(Data items)
▼▼▼
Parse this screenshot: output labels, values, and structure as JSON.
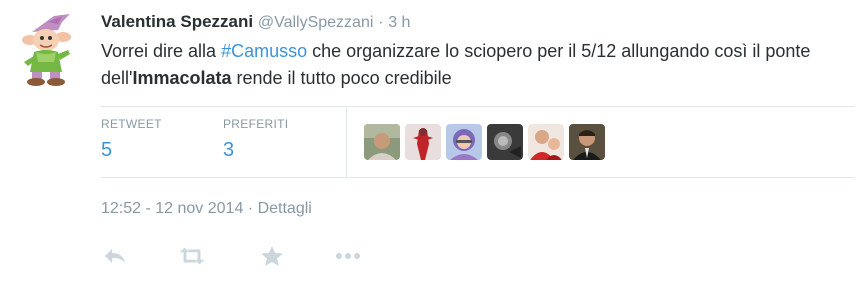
{
  "tweet": {
    "fullname": "Valentina Spezzani",
    "screen_name": "@VallySpezzani",
    "separator": "·",
    "time_ago": "3 h",
    "text_parts": {
      "p1": "Vorrei dire alla ",
      "hashtag": "#Camusso",
      "p2": " che organizzare lo sciopero per il 5/12 allungando così il ponte dell'",
      "bold": "Immacolata",
      "p3": " rende il tutto poco credibile"
    }
  },
  "stats": {
    "retweet_label": "RETWEET",
    "retweet_count": "5",
    "fav_label": "PREFERITI",
    "fav_count": "3"
  },
  "meta": {
    "timestamp": "12:52 - 12 nov 2014",
    "separator": "·",
    "details_link": "Dettagli"
  },
  "actions": {
    "icons": [
      "reply-icon",
      "retweet-icon",
      "favorite-icon",
      "more-icon"
    ]
  },
  "colors": {
    "link": "#3b94d9",
    "muted": "#8899a6",
    "border": "#e1e8ed",
    "icon": "#ccd6dd"
  }
}
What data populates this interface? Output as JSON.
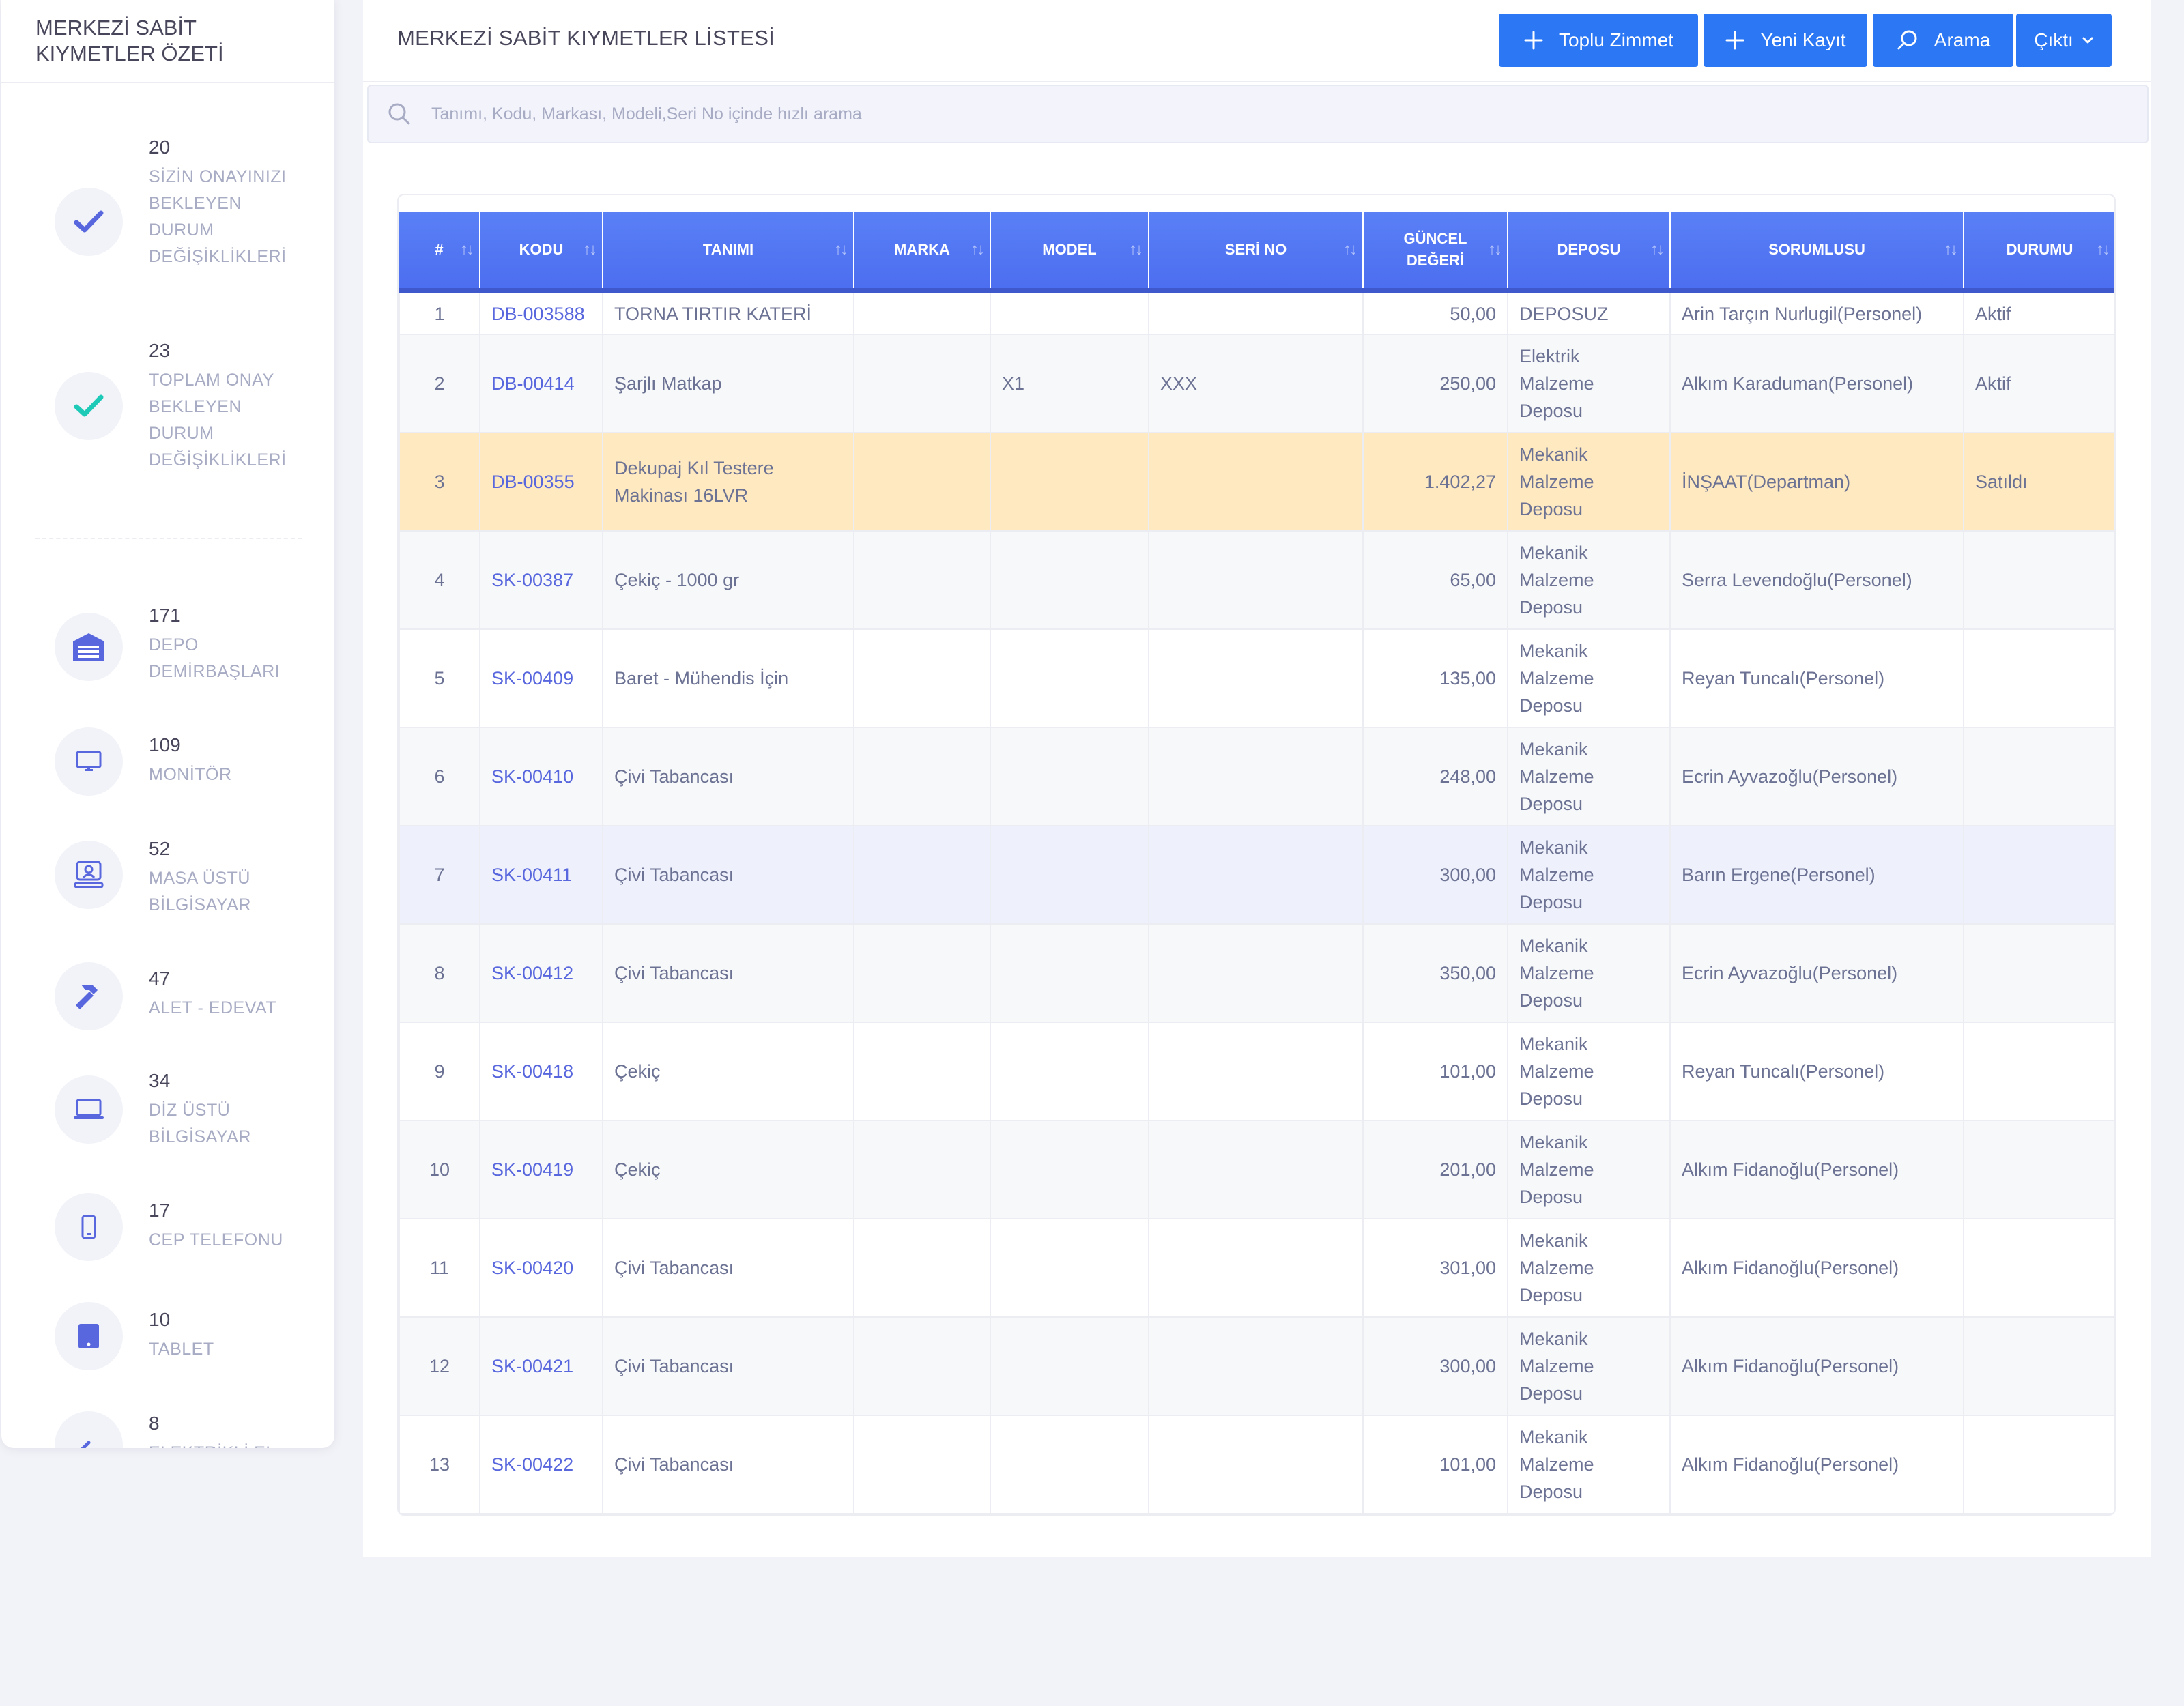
{
  "sidebar": {
    "title": "MERKEZİ SABİT KIYMETLER ÖZETİ",
    "stats": [
      {
        "count": "20",
        "label": "SİZİN ONAYINIZI BEKLEYEN DURUM DEĞİŞİKLİKLERİ",
        "icon": "check-icon",
        "color": "#5867dd"
      },
      {
        "count": "23",
        "label": "TOPLAM ONAY BEKLEYEN DURUM DEĞİŞİKLİKLERİ",
        "icon": "check-icon",
        "color": "#1dc9b7"
      },
      {
        "count": "171",
        "label": "DEPO DEMİRBAŞLARI",
        "icon": "warehouse-icon",
        "color": "#5867dd"
      },
      {
        "count": "109",
        "label": "MONİTÖR",
        "icon": "monitor-icon",
        "color": "#5867dd"
      },
      {
        "count": "52",
        "label": "MASA ÜSTÜ BİLGİSAYAR",
        "icon": "desktop-computer-icon",
        "color": "#5867dd"
      },
      {
        "count": "47",
        "label": "ALET - EDEVAT",
        "icon": "hammer-icon",
        "color": "#5867dd"
      },
      {
        "count": "34",
        "label": "DİZ ÜSTÜ BİLGİSAYAR",
        "icon": "laptop-icon",
        "color": "#5867dd"
      },
      {
        "count": "17",
        "label": "CEP TELEFONU",
        "icon": "mobile-phone-icon",
        "color": "#5867dd"
      },
      {
        "count": "10",
        "label": "TABLET",
        "icon": "tablet-icon",
        "color": "#5867dd"
      },
      {
        "count": "8",
        "label": "ELEKTRİKLİ EL",
        "icon": "tool-icon",
        "color": "#5867dd"
      }
    ]
  },
  "header": {
    "title": "MERKEZİ SABİT KIYMETLER LİSTESİ",
    "buttons": {
      "bulk_assign": "Toplu Zimmet",
      "new_record": "Yeni Kayıt",
      "search": "Arama",
      "output": "Çıktı"
    }
  },
  "search": {
    "placeholder": "Tanımı, Kodu, Markası, Modeli,Seri No içinde hızlı arama"
  },
  "colors": {
    "accent": "#2c77f4",
    "primary": "#5867dd",
    "header_blue": "#5278f4",
    "warning_row": "#ffe9c0",
    "success": "#1dc9b7"
  },
  "table": {
    "columns": [
      "#",
      "KODU",
      "TANIMI",
      "MARKA",
      "MODEL",
      "SERİ NO",
      "GÜNCEL DEĞERİ",
      "DEPOSU",
      "SORUMLUSU",
      "DURUMU"
    ],
    "rows": [
      {
        "no": "1",
        "code": "DB-003588",
        "name": "TORNA TIRTIR KATERİ",
        "brand": "",
        "model": "",
        "serial": "",
        "value": "50,00",
        "depot": "DEPOSUZ",
        "owner": "Arin Tarçın Nurlugil(Personel)",
        "status": "Aktif"
      },
      {
        "no": "2",
        "code": "DB-00414",
        "name": "Şarjlı Matkap",
        "brand": "",
        "model": "X1",
        "serial": "XXX",
        "value": "250,00",
        "depot": "Elektrik Malzeme Deposu",
        "owner": "Alkım Karaduman(Personel)",
        "status": "Aktif"
      },
      {
        "no": "3",
        "code": "DB-00355",
        "name": "Dekupaj Kıl Testere Makinası 16LVR",
        "brand": "",
        "model": "",
        "serial": "",
        "value": "1.402,27",
        "depot": "Mekanik Malzeme Deposu",
        "owner": "İNŞAAT(Departman)",
        "status": "Satıldı"
      },
      {
        "no": "4",
        "code": "SK-00387",
        "name": "Çekiç - 1000 gr",
        "brand": "",
        "model": "",
        "serial": "",
        "value": "65,00",
        "depot": "Mekanik Malzeme Deposu",
        "owner": "Serra Levendoğlu(Personel)",
        "status": ""
      },
      {
        "no": "5",
        "code": "SK-00409",
        "name": "Baret - Mühendis İçin",
        "brand": "",
        "model": "",
        "serial": "",
        "value": "135,00",
        "depot": "Mekanik Malzeme Deposu",
        "owner": "Reyan Tuncalı(Personel)",
        "status": ""
      },
      {
        "no": "6",
        "code": "SK-00410",
        "name": "Çivi Tabancası",
        "brand": "",
        "model": "",
        "serial": "",
        "value": "248,00",
        "depot": "Mekanik Malzeme Deposu",
        "owner": "Ecrin Ayvazoğlu(Personel)",
        "status": ""
      },
      {
        "no": "7",
        "code": "SK-00411",
        "name": "Çivi Tabancası",
        "brand": "",
        "model": "",
        "serial": "",
        "value": "300,00",
        "depot": "Mekanik Malzeme Deposu",
        "owner": "Barın Ergene(Personel)",
        "status": ""
      },
      {
        "no": "8",
        "code": "SK-00412",
        "name": "Çivi Tabancası",
        "brand": "",
        "model": "",
        "serial": "",
        "value": "350,00",
        "depot": "Mekanik Malzeme Deposu",
        "owner": "Ecrin Ayvazoğlu(Personel)",
        "status": ""
      },
      {
        "no": "9",
        "code": "SK-00418",
        "name": "Çekiç",
        "brand": "",
        "model": "",
        "serial": "",
        "value": "101,00",
        "depot": "Mekanik Malzeme Deposu",
        "owner": "Reyan Tuncalı(Personel)",
        "status": ""
      },
      {
        "no": "10",
        "code": "SK-00419",
        "name": "Çekiç",
        "brand": "",
        "model": "",
        "serial": "",
        "value": "201,00",
        "depot": "Mekanik Malzeme Deposu",
        "owner": "Alkım Fidanoğlu(Personel)",
        "status": ""
      },
      {
        "no": "11",
        "code": "SK-00420",
        "name": "Çivi Tabancası",
        "brand": "",
        "model": "",
        "serial": "",
        "value": "301,00",
        "depot": "Mekanik Malzeme Deposu",
        "owner": "Alkım Fidanoğlu(Personel)",
        "status": ""
      },
      {
        "no": "12",
        "code": "SK-00421",
        "name": "Çivi Tabancası",
        "brand": "",
        "model": "",
        "serial": "",
        "value": "300,00",
        "depot": "Mekanik Malzeme Deposu",
        "owner": "Alkım Fidanoğlu(Personel)",
        "status": ""
      },
      {
        "no": "13",
        "code": "SK-00422",
        "name": "Çivi Tabancası",
        "brand": "",
        "model": "",
        "serial": "",
        "value": "101,00",
        "depot": "Mekanik Malzeme Deposu",
        "owner": "Alkım Fidanoğlu(Personel)",
        "status": ""
      }
    ]
  }
}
▲▲▲
## WHAT IS NEEDED
From the data above, gather every line that includes the word "KIYMETLER".

## WRITTEN ANSWER
    "title": "MERKEZİ SABİT KIYMETLER ÖZETİ",
    "title": "MERKEZİ SABİT KIYMETLER LİSTESİ",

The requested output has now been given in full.